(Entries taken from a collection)
*****

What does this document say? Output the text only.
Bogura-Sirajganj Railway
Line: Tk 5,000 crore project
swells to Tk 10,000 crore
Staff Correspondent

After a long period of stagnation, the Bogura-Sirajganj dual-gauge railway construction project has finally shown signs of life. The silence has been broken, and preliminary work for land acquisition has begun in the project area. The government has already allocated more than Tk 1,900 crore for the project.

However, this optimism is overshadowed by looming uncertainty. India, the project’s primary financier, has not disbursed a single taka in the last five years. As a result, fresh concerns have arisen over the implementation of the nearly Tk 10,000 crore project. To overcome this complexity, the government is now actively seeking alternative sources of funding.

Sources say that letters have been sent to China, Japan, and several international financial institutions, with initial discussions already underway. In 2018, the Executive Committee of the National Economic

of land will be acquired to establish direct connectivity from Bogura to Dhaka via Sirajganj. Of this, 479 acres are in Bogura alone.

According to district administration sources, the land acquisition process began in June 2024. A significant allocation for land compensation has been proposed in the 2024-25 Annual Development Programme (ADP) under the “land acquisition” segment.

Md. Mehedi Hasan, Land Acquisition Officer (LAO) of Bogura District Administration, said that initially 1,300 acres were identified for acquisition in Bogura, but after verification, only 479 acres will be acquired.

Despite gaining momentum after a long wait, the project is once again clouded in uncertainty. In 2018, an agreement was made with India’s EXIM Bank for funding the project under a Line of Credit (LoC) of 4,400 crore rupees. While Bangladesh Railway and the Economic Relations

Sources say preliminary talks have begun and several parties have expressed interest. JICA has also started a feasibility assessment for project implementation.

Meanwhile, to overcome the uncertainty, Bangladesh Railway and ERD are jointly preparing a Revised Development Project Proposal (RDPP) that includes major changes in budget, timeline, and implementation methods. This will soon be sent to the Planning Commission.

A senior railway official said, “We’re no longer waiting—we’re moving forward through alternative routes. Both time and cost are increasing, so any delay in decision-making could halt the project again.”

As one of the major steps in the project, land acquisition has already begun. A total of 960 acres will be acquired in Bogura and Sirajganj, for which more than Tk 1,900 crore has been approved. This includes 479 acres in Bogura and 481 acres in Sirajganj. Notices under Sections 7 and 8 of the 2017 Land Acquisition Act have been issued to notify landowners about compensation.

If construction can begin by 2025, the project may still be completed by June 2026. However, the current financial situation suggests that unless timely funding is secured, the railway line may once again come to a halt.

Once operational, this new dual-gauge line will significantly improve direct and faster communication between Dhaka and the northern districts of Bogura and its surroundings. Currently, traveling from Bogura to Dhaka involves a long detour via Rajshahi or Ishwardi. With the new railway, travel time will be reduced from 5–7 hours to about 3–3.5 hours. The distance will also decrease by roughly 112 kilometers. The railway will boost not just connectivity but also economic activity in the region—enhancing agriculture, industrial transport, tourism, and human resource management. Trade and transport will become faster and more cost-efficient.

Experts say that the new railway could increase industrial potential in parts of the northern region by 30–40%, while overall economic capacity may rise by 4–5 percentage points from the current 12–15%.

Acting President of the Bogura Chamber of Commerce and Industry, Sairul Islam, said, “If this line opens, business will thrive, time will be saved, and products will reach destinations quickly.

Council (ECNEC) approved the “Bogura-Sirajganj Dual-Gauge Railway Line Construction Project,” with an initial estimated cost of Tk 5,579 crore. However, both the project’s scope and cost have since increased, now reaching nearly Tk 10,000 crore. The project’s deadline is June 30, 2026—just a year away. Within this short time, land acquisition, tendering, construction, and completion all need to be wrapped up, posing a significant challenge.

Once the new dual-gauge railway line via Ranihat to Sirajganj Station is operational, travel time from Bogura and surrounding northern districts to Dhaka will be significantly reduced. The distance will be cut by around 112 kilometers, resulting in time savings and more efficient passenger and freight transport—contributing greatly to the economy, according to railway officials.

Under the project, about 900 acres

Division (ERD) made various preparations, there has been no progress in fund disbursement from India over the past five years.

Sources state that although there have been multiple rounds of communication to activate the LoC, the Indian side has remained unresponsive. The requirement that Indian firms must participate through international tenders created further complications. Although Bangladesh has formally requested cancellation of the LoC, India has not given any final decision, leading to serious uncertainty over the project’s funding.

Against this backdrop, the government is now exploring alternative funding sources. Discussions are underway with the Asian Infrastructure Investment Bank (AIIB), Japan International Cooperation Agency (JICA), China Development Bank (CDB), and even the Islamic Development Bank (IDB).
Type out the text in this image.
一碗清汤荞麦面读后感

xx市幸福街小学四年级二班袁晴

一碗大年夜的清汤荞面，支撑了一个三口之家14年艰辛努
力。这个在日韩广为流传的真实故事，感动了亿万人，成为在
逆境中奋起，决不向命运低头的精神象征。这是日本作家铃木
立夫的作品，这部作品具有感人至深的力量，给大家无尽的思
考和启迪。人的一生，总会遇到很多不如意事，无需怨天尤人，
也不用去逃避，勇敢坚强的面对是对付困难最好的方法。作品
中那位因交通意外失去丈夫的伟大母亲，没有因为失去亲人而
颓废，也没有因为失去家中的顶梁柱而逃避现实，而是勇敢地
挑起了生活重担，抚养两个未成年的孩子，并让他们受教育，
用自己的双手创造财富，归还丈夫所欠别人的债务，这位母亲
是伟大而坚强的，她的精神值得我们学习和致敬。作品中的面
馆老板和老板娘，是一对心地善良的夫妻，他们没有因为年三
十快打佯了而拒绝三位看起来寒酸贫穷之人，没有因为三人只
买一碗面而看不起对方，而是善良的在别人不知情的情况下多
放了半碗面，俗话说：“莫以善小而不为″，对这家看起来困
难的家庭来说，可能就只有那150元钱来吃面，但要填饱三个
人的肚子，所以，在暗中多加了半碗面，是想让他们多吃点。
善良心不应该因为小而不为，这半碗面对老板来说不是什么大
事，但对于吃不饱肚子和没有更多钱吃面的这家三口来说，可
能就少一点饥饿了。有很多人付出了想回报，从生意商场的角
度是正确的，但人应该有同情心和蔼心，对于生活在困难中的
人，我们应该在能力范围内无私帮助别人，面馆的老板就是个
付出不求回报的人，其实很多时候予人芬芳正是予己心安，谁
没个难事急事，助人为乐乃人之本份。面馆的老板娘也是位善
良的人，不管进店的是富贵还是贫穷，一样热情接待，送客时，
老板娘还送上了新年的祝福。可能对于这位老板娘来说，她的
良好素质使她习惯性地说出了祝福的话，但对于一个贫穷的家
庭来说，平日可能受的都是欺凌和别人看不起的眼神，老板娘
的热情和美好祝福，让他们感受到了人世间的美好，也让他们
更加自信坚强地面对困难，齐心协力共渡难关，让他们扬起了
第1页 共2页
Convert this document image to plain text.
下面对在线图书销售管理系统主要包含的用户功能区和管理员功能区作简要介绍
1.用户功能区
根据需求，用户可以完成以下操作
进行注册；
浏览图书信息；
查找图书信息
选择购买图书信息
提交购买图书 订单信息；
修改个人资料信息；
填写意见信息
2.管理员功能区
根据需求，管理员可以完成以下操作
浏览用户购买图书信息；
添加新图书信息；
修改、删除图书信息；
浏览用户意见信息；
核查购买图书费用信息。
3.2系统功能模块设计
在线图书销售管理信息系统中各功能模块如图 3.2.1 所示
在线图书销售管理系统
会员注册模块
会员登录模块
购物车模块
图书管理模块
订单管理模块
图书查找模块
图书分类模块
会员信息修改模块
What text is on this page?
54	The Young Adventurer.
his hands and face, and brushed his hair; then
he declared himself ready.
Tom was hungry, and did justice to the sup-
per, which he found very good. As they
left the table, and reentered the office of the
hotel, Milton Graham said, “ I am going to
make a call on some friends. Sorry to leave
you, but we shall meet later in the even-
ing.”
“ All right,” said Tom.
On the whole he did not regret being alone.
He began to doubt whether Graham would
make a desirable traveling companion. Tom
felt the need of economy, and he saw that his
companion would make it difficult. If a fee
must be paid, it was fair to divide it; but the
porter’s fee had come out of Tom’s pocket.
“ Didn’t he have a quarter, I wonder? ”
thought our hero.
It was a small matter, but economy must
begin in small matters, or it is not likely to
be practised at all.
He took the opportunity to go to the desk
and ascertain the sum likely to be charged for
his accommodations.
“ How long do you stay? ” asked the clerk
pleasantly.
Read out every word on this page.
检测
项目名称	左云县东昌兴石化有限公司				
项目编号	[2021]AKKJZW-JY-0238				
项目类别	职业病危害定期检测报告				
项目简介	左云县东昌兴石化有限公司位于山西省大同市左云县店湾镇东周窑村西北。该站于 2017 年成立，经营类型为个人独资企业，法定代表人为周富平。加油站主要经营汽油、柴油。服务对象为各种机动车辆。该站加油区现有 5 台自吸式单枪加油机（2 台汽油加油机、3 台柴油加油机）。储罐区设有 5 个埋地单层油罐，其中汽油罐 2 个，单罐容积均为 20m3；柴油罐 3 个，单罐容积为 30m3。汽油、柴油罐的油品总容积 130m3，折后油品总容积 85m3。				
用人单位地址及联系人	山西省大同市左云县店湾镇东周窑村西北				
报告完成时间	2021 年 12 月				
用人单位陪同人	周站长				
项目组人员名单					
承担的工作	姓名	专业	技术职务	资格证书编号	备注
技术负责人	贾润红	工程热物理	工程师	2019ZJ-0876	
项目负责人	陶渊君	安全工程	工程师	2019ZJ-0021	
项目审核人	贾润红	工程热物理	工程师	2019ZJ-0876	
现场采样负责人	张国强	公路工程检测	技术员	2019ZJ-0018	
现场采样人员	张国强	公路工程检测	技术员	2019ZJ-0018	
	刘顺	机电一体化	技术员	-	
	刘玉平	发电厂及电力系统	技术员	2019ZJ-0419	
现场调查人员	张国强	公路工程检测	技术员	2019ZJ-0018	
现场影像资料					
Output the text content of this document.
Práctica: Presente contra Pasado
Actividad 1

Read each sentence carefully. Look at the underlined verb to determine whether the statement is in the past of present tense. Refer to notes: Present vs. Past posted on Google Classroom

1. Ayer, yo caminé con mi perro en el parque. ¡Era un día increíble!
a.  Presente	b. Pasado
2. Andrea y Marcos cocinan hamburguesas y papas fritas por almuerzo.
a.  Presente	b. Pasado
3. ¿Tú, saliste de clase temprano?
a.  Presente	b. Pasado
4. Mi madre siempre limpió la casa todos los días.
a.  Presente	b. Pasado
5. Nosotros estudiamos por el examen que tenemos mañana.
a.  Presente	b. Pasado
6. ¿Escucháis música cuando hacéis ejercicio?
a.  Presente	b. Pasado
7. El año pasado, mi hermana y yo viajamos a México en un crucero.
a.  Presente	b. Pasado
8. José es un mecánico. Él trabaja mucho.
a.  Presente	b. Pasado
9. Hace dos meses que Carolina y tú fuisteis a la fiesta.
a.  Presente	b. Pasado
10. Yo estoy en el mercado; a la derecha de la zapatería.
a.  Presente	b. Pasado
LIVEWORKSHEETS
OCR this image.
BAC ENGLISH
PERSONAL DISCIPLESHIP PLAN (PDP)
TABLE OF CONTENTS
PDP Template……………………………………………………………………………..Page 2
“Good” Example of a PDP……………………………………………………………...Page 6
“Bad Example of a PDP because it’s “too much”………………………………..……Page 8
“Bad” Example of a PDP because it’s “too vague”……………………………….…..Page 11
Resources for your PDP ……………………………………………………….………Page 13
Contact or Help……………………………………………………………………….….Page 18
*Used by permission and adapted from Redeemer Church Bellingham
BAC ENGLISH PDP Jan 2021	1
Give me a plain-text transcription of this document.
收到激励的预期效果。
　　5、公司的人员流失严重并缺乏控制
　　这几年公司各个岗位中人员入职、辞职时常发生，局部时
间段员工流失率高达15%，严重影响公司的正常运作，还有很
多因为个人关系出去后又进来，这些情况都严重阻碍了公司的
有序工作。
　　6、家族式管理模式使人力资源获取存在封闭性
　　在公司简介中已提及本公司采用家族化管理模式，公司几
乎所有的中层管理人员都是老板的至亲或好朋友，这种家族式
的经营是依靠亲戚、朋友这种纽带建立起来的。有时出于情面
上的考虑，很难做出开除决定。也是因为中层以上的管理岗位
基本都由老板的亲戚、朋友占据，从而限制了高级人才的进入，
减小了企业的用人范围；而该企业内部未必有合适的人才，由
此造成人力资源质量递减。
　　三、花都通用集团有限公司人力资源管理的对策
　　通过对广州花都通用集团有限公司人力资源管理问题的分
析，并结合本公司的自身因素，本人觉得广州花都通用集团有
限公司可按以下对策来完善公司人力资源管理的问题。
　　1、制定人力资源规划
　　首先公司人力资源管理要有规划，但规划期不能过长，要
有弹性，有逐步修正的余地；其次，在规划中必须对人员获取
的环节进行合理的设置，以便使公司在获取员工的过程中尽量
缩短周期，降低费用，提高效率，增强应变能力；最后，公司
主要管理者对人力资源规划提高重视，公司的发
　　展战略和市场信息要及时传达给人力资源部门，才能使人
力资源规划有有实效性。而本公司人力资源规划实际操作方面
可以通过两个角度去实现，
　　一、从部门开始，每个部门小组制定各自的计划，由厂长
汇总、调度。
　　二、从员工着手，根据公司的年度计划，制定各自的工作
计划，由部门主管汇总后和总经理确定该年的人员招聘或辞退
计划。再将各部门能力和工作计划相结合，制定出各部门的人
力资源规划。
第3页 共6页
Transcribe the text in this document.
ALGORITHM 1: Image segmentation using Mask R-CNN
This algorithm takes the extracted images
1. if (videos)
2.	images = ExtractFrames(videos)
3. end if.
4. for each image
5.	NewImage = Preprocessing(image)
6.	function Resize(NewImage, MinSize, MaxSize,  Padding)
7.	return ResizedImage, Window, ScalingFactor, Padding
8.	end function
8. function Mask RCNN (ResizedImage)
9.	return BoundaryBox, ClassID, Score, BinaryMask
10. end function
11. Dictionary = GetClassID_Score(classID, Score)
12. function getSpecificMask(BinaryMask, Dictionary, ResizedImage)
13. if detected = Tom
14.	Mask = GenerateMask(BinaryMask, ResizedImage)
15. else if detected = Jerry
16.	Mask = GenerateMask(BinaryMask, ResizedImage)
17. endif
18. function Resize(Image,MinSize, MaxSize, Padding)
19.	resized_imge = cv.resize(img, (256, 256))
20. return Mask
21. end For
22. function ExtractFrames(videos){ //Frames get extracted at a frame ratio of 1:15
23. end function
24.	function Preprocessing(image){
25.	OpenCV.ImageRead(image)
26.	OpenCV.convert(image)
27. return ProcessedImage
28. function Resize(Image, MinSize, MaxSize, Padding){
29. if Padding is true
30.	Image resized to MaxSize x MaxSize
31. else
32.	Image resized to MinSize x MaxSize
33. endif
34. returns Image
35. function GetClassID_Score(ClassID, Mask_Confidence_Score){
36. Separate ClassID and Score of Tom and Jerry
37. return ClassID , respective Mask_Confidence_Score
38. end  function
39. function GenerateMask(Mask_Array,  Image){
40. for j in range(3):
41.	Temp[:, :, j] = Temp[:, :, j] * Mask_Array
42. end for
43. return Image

*****

» **What is needed**:
Using the listing above, show each line holding the string "which".

» **Written response**:
As one of the major steps in the project, land acquisition has already begun. A total of 960 acres will be acquired in Bogura and Sirajganj, for which more than Tk 1,900 crore has been approved. This includes 479 acres in Bogura and 481 acres in Sirajganj. Notices under Sections 7 and 8 of the 2017 Land Acquisition Act have been issued to notify landowners about compensation.
per, which he found very good. As they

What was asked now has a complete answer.